▶ **What the exercise asks**
Your task is to filter the data below down to the lines holding "питания".

▶ **Material to process**
=-=-=
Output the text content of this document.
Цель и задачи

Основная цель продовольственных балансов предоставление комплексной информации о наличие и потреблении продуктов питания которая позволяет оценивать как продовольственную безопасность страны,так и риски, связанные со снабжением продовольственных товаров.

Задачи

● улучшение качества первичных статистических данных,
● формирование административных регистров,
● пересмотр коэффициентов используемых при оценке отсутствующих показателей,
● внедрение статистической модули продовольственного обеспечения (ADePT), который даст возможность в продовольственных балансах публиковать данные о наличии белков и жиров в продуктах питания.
=-=-=
▶ **Answer to this task**
Основная цель продовольственных балансов предоставление комплексной информации о наличие и потреблении продуктов питания которая позволяет оценивать как продовольственную безопасность страны,так и риски, связанные со снабжением продовольственных товаров.
● внедрение статистической модули продовольственного обеспечения (ADePT), который даст возможность в продовольственных балансах публиковать данные о наличии белков и жиров в продуктах питания.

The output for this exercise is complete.